▶ [Task directions] Copy every entry word for word, but skip the pictures.

— START Data supplied —

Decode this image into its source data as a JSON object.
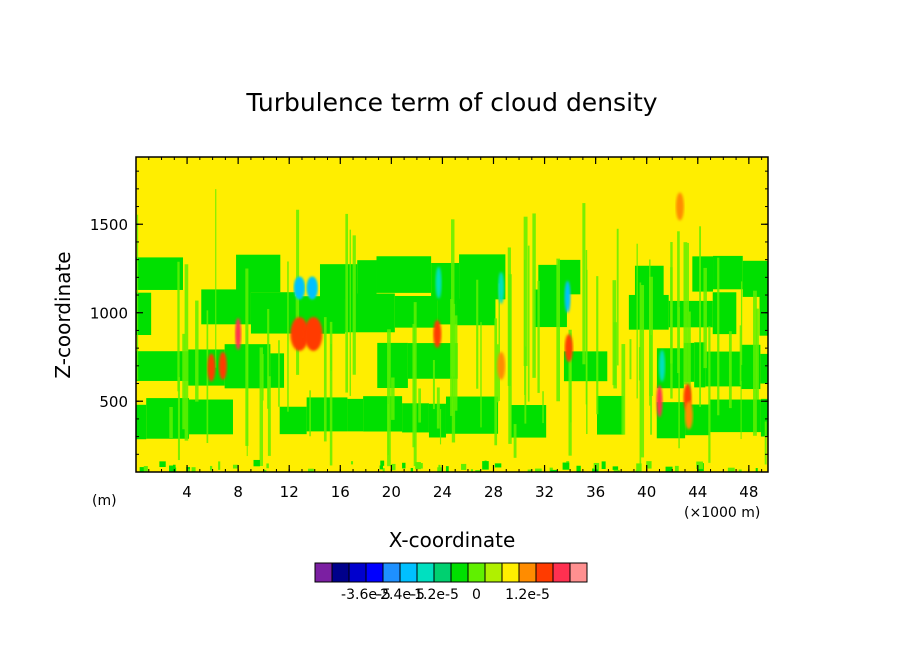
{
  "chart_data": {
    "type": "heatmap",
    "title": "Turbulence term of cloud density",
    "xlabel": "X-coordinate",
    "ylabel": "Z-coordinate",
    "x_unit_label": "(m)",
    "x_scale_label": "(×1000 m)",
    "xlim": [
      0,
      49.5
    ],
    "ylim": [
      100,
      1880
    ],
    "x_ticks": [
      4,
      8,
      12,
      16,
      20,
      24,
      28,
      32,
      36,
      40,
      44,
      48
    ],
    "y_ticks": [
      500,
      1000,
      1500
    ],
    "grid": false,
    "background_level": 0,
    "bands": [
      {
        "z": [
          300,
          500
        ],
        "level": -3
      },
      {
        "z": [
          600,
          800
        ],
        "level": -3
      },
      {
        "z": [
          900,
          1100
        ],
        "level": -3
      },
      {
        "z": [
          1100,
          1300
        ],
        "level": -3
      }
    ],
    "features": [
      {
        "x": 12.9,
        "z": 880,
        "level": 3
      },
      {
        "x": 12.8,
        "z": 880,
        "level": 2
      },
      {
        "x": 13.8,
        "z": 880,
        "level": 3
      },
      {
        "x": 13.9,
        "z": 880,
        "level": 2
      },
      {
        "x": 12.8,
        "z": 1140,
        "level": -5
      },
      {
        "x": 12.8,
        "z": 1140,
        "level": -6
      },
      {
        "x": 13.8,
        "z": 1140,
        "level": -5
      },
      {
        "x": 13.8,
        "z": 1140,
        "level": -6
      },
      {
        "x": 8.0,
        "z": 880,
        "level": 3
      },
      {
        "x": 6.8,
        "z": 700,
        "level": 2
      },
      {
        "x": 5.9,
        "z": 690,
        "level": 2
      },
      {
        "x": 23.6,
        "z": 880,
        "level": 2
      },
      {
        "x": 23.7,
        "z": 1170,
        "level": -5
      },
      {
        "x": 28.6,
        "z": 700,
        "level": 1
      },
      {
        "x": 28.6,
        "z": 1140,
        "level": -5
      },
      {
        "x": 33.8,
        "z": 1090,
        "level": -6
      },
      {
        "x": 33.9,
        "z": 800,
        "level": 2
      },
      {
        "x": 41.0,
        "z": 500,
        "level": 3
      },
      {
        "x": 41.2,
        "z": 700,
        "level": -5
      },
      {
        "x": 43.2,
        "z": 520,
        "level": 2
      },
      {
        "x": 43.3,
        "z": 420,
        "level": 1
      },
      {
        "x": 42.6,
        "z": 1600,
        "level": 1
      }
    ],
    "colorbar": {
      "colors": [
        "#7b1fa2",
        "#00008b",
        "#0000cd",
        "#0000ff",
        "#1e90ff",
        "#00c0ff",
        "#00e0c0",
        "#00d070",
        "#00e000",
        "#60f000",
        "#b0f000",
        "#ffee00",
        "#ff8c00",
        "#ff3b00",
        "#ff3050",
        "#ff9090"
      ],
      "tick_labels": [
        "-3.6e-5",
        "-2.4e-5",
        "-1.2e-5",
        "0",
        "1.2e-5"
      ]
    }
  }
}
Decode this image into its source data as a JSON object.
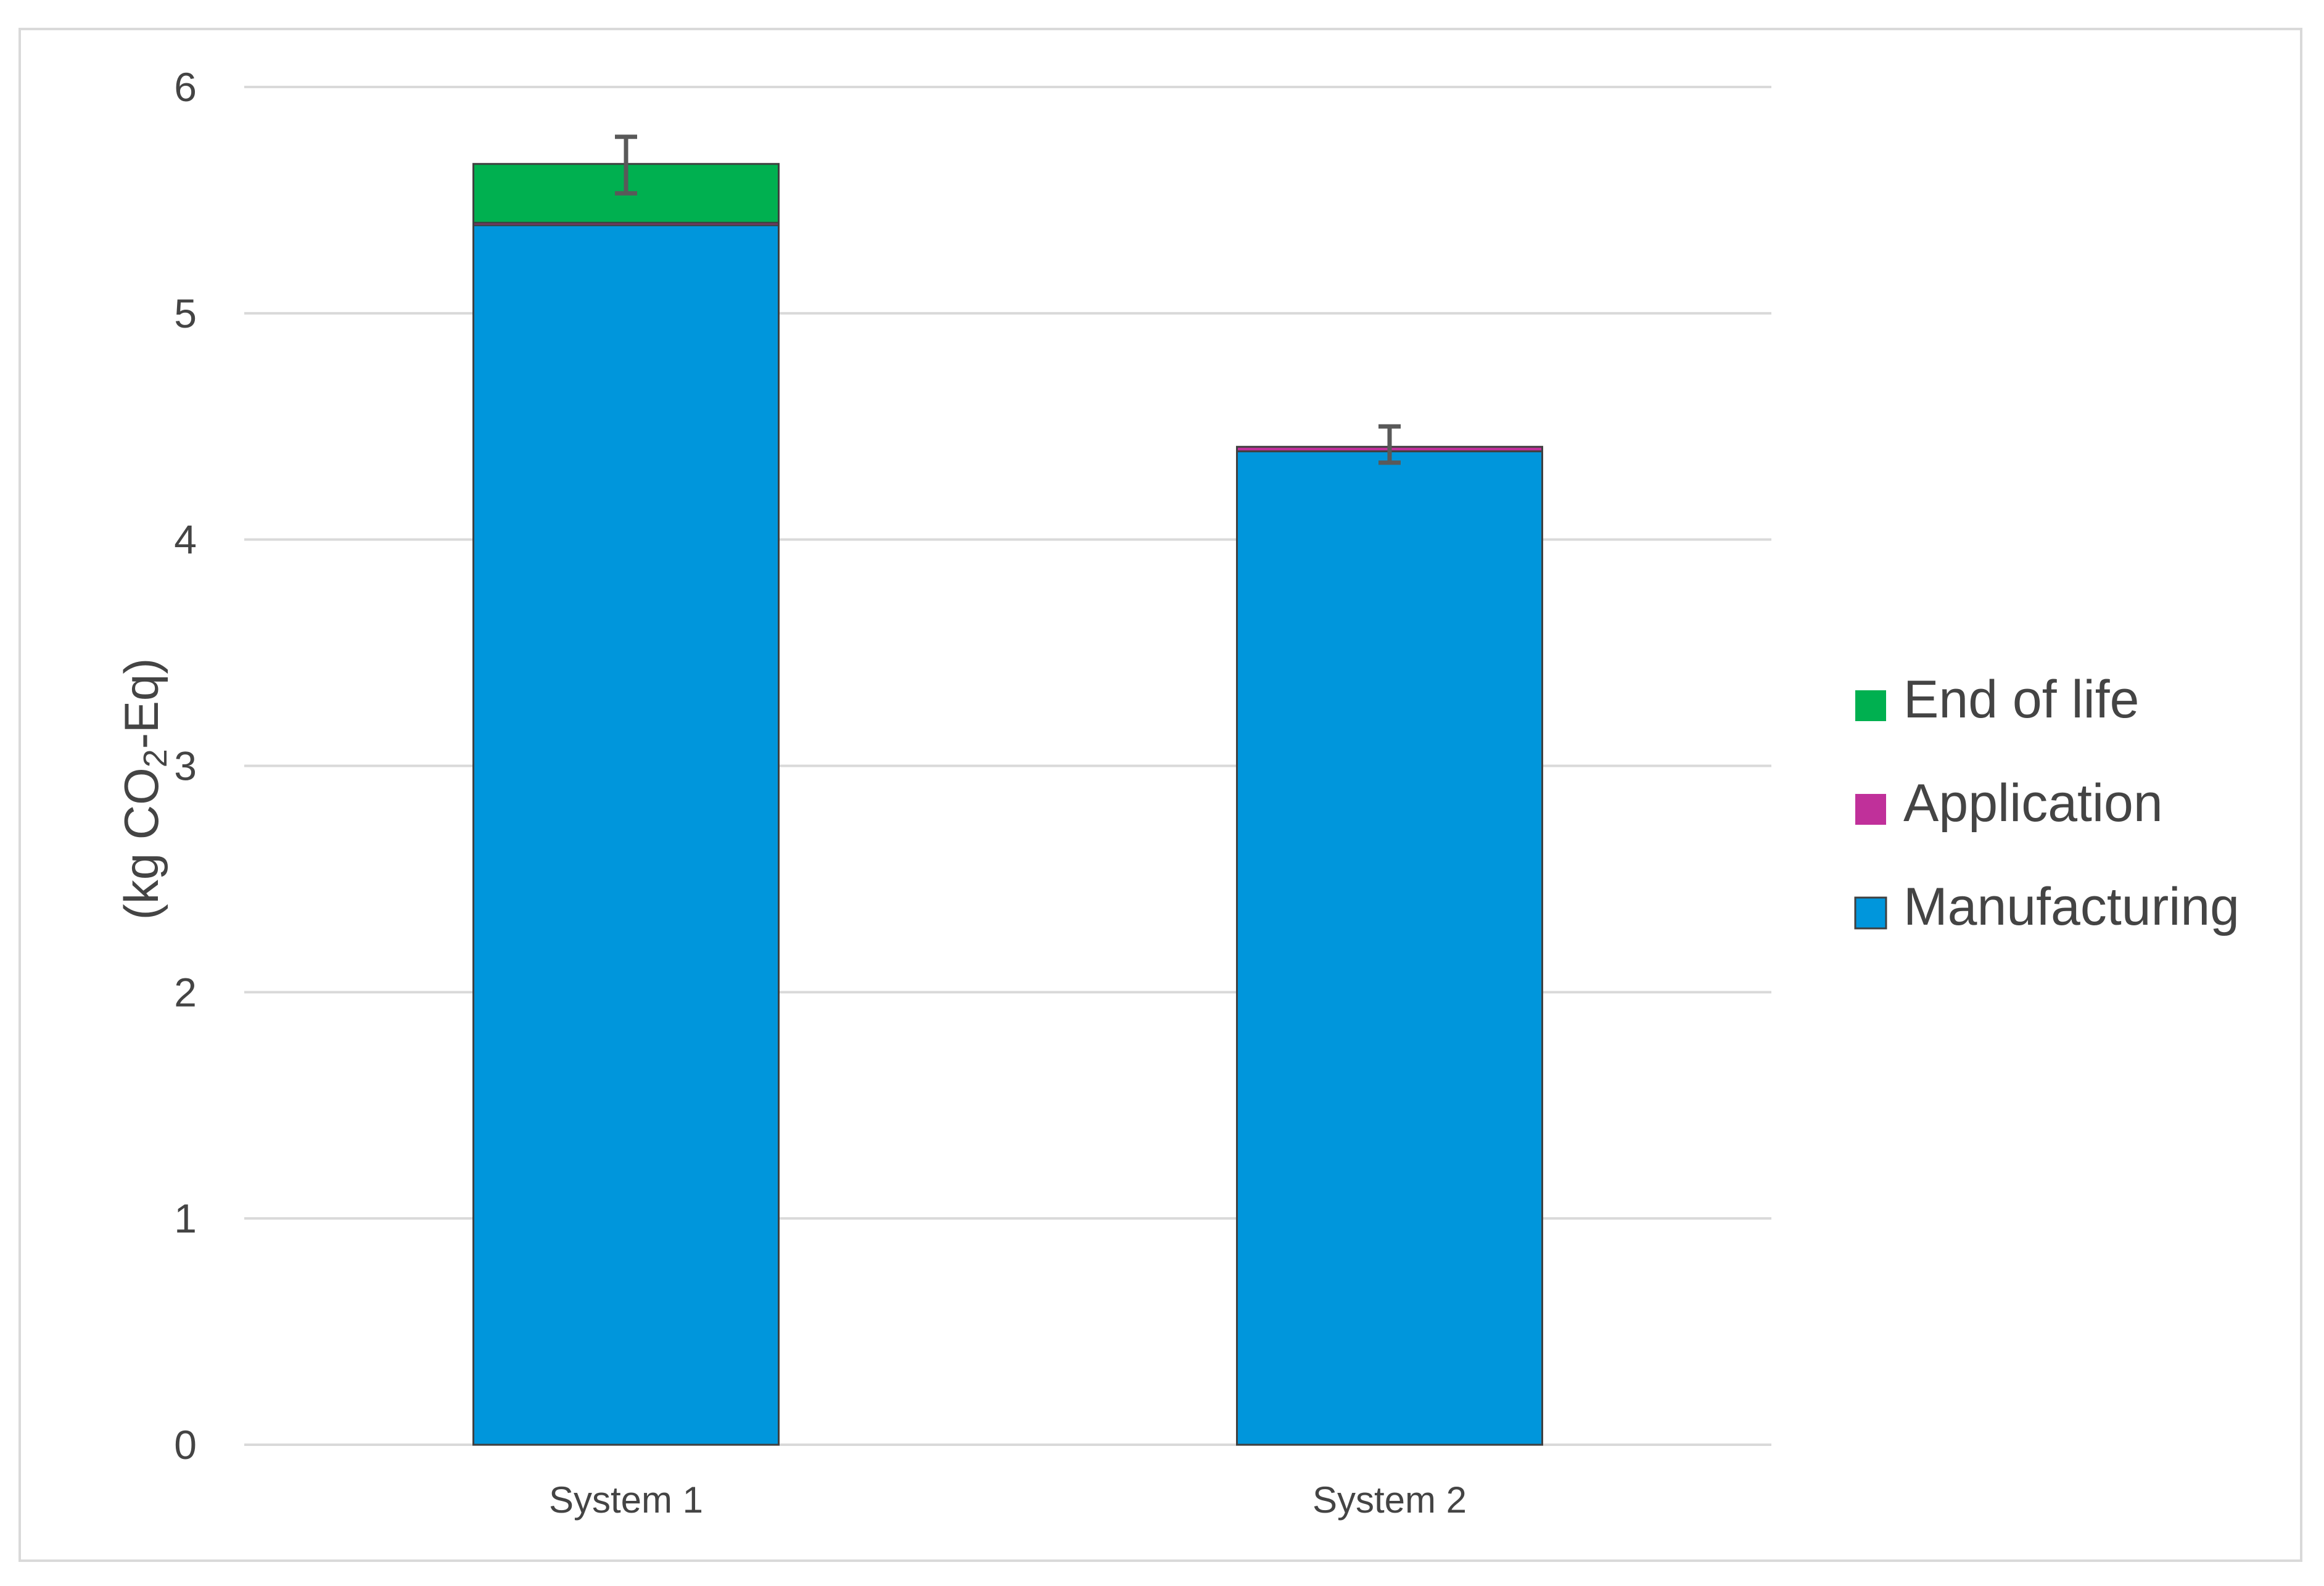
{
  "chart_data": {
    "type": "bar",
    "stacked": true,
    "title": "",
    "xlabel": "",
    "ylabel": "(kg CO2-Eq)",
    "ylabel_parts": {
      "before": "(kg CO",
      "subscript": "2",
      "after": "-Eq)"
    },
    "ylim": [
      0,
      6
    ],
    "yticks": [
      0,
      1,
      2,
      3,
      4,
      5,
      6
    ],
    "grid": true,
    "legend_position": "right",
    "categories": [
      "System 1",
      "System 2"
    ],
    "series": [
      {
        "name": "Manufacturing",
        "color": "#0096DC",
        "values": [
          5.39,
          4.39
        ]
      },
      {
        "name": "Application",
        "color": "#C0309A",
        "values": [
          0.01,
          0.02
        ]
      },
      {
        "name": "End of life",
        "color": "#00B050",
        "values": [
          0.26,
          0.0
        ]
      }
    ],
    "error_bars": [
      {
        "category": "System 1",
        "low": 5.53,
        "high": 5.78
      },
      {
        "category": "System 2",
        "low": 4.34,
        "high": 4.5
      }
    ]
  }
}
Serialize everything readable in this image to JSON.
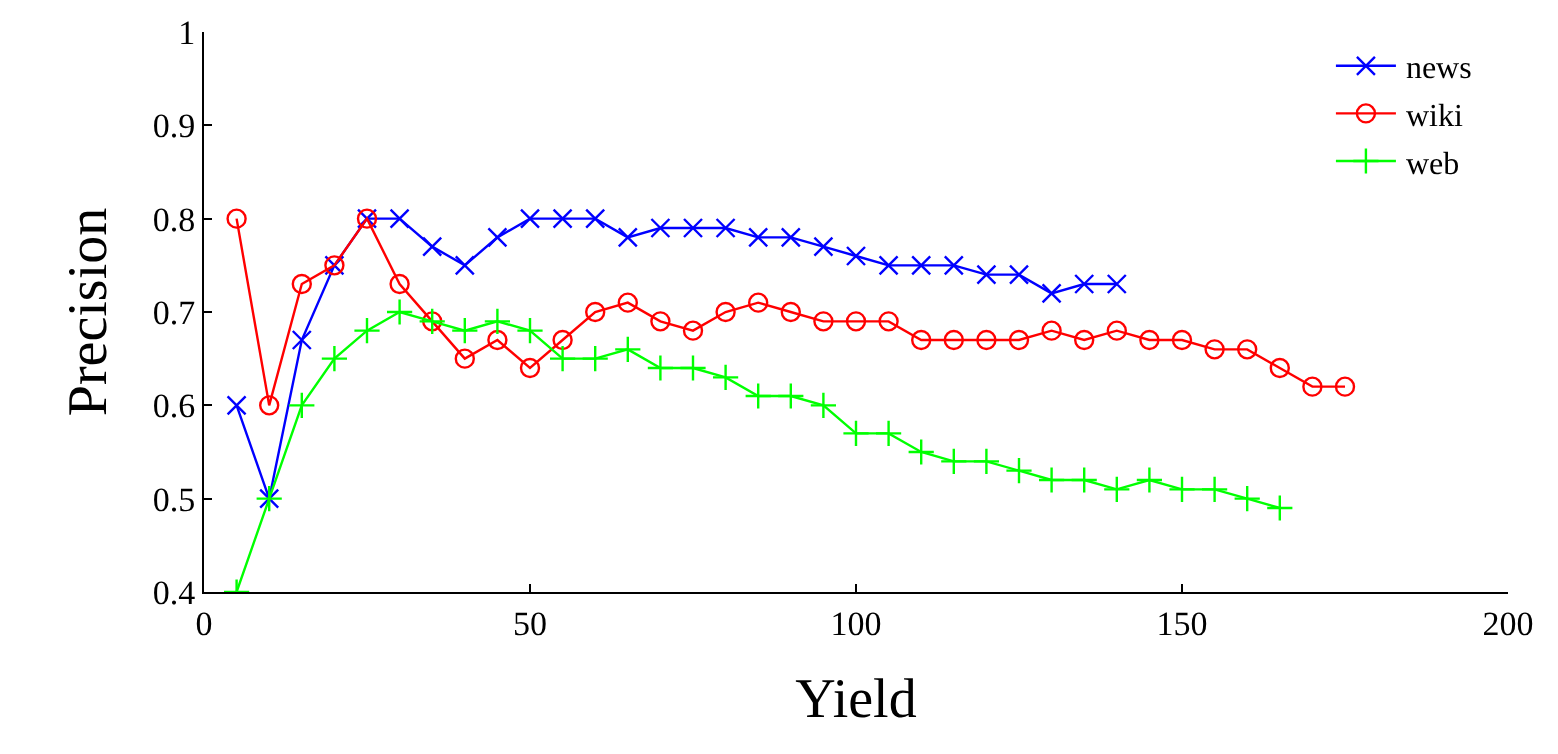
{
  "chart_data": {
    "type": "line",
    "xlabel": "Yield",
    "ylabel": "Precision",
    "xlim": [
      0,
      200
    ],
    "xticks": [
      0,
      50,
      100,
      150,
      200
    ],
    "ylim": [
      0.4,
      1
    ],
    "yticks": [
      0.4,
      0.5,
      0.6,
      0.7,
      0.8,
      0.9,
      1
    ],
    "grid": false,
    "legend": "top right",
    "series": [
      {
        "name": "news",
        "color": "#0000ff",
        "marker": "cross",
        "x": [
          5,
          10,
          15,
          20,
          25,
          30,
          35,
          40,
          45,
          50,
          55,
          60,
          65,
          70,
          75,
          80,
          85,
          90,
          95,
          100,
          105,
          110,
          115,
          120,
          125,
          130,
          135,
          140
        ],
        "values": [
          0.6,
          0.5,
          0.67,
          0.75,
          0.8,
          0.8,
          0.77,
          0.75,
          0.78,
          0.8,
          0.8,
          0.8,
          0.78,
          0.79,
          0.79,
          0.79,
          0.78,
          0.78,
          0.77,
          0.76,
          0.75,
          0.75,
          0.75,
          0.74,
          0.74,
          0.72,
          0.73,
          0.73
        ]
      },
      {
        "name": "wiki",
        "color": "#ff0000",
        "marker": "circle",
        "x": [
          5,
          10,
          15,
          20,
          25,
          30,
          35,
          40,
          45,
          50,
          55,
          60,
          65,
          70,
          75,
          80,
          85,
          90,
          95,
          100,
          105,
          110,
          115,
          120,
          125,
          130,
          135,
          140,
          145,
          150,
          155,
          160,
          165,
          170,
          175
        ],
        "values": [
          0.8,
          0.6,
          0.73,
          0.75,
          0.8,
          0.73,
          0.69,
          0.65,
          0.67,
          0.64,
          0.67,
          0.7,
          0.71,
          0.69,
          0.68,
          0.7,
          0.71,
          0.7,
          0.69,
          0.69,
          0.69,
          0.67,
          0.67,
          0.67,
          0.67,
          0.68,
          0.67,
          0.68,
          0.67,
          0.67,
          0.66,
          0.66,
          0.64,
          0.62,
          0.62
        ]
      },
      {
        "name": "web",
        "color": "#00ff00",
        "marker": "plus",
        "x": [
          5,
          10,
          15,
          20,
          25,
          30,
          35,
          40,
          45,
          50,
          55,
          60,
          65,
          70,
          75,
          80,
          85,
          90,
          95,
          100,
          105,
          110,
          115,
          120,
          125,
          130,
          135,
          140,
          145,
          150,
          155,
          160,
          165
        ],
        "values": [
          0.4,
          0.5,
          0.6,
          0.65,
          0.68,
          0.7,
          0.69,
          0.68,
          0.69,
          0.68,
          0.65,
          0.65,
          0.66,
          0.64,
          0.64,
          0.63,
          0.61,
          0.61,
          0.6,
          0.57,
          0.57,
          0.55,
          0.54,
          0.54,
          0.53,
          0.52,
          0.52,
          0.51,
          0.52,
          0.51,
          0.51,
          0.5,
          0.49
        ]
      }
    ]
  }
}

— END Data supplied —

▶ [Correct result]
Decode this image into its source data as a JSON object.
{
  "chart_data": {
    "type": "heatmap",
    "title": "Turbulence term of cloud density",
    "xlabel": "X-coordinate",
    "ylabel": "Z-coordinate",
    "x_unit_label": "(m)",
    "x_scale_label": "(×1000 m)",
    "xlim": [
      0,
      49.5
    ],
    "ylim": [
      100,
      1880
    ],
    "x_ticks": [
      4,
      8,
      12,
      16,
      20,
      24,
      28,
      32,
      36,
      40,
      44,
      48
    ],
    "y_ticks": [
      500,
      1000,
      1500
    ],
    "grid": false,
    "background_level": 0,
    "bands": [
      {
        "z": [
          300,
          500
        ],
        "level": -3
      },
      {
        "z": [
          600,
          800
        ],
        "level": -3
      },
      {
        "z": [
          900,
          1100
        ],
        "level": -3
      },
      {
        "z": [
          1100,
          1300
        ],
        "level": -3
      }
    ],
    "features": [
      {
        "x": 12.9,
        "z": 880,
        "level": 3
      },
      {
        "x": 12.8,
        "z": 880,
        "level": 2
      },
      {
        "x": 13.8,
        "z": 880,
        "level": 3
      },
      {
        "x": 13.9,
        "z": 880,
        "level": 2
      },
      {
        "x": 12.8,
        "z": 1140,
        "level": -5
      },
      {
        "x": 12.8,
        "z": 1140,
        "level": -6
      },
      {
        "x": 13.8,
        "z": 1140,
        "level": -5
      },
      {
        "x": 13.8,
        "z": 1140,
        "level": -6
      },
      {
        "x": 8.0,
        "z": 880,
        "level": 3
      },
      {
        "x": 6.8,
        "z": 700,
        "level": 2
      },
      {
        "x": 5.9,
        "z": 690,
        "level": 2
      },
      {
        "x": 23.6,
        "z": 880,
        "level": 2
      },
      {
        "x": 23.7,
        "z": 1170,
        "level": -5
      },
      {
        "x": 28.6,
        "z": 700,
        "level": 1
      },
      {
        "x": 28.6,
        "z": 1140,
        "level": -5
      },
      {
        "x": 33.8,
        "z": 1090,
        "level": -6
      },
      {
        "x": 33.9,
        "z": 800,
        "level": 2
      },
      {
        "x": 41.0,
        "z": 500,
        "level": 3
      },
      {
        "x": 41.2,
        "z": 700,
        "level": -5
      },
      {
        "x": 43.2,
        "z": 520,
        "level": 2
      },
      {
        "x": 43.3,
        "z": 420,
        "level": 1
      },
      {
        "x": 42.6,
        "z": 1600,
        "level": 1
      }
    ],
    "colorbar": {
      "colors": [
        "#7b1fa2",
        "#00008b",
        "#0000cd",
        "#0000ff",
        "#1e90ff",
        "#00c0ff",
        "#00e0c0",
        "#00d070",
        "#00e000",
        "#60f000",
        "#b0f000",
        "#ffee00",
        "#ff8c00",
        "#ff3b00",
        "#ff3050",
        "#ff9090"
      ],
      "tick_labels": [
        "-3.6e-5",
        "-2.4e-5",
        "-1.2e-5",
        "0",
        "1.2e-5"
      ]
    }
  }
}
Decode this image into its source data as a JSON object.
{
  "chart_data": {
    "type": "bar",
    "stacked": true,
    "title": "",
    "xlabel": "",
    "ylabel": "(kg CO2-Eq)",
    "ylabel_parts": {
      "before": "(kg CO",
      "subscript": "2",
      "after": "-Eq)"
    },
    "ylim": [
      0,
      6
    ],
    "yticks": [
      0,
      1,
      2,
      3,
      4,
      5,
      6
    ],
    "grid": true,
    "legend_position": "right",
    "categories": [
      "System 1",
      "System 2"
    ],
    "series": [
      {
        "name": "Manufacturing",
        "color": "#0096DC",
        "values": [
          5.39,
          4.39
        ]
      },
      {
        "name": "Application",
        "color": "#C0309A",
        "values": [
          0.01,
          0.02
        ]
      },
      {
        "name": "End of life",
        "color": "#00B050",
        "values": [
          0.26,
          0.0
        ]
      }
    ],
    "error_bars": [
      {
        "category": "System 1",
        "low": 5.53,
        "high": 5.78
      },
      {
        "category": "System 2",
        "low": 4.34,
        "high": 4.5
      }
    ]
  }
}
Serialize everything readable in this image to JSON.
{
  "chart_data": {
    "type": "line",
    "xlabel": "Yield",
    "ylabel": "Precision",
    "xlim": [
      0,
      200
    ],
    "xticks": [
      0,
      50,
      100,
      150,
      200
    ],
    "ylim": [
      0.4,
      1
    ],
    "yticks": [
      0.4,
      0.5,
      0.6,
      0.7,
      0.8,
      0.9,
      1
    ],
    "grid": false,
    "legend": "top right",
    "series": [
      {
        "name": "news",
        "color": "#0000ff",
        "marker": "cross",
        "x": [
          5,
          10,
          15,
          20,
          25,
          30,
          35,
          40,
          45,
          50,
          55,
          60,
          65,
          70,
          75,
          80,
          85,
          90,
          95,
          100,
          105,
          110,
          115,
          120,
          125,
          130,
          135,
          140
        ],
        "values": [
          0.6,
          0.5,
          0.67,
          0.75,
          0.8,
          0.8,
          0.77,
          0.75,
          0.78,
          0.8,
          0.8,
          0.8,
          0.78,
          0.79,
          0.79,
          0.79,
          0.78,
          0.78,
          0.77,
          0.76,
          0.75,
          0.75,
          0.75,
          0.74,
          0.74,
          0.72,
          0.73,
          0.73
        ]
      },
      {
        "name": "wiki",
        "color": "#ff0000",
        "marker": "circle",
        "x": [
          5,
          10,
          15,
          20,
          25,
          30,
          35,
          40,
          45,
          50,
          55,
          60,
          65,
          70,
          75,
          80,
          85,
          90,
          95,
          100,
          105,
          110,
          115,
          120,
          125,
          130,
          135,
          140,
          145,
          150,
          155,
          160,
          165,
          170,
          175
        ],
        "values": [
          0.8,
          0.6,
          0.73,
          0.75,
          0.8,
          0.73,
          0.69,
          0.65,
          0.67,
          0.64,
          0.67,
          0.7,
          0.71,
          0.69,
          0.68,
          0.7,
          0.71,
          0.7,
          0.69,
          0.69,
          0.69,
          0.67,
          0.67,
          0.67,
          0.67,
          0.68,
          0.67,
          0.68,
          0.67,
          0.67,
          0.66,
          0.66,
          0.64,
          0.62,
          0.62
        ]
      },
      {
        "name": "web",
        "color": "#00ff00",
        "marker": "plus",
        "x": [
          5,
          10,
          15,
          20,
          25,
          30,
          35,
          40,
          45,
          50,
          55,
          60,
          65,
          70,
          75,
          80,
          85,
          90,
          95,
          100,
          105,
          110,
          115,
          120,
          125,
          130,
          135,
          140,
          145,
          150,
          155,
          160,
          165
        ],
        "values": [
          0.4,
          0.5,
          0.6,
          0.65,
          0.68,
          0.7,
          0.69,
          0.68,
          0.69,
          0.68,
          0.65,
          0.65,
          0.66,
          0.64,
          0.64,
          0.63,
          0.61,
          0.61,
          0.6,
          0.57,
          0.57,
          0.55,
          0.54,
          0.54,
          0.53,
          0.52,
          0.52,
          0.51,
          0.52,
          0.51,
          0.51,
          0.5,
          0.49
        ]
      }
    ]
  }
}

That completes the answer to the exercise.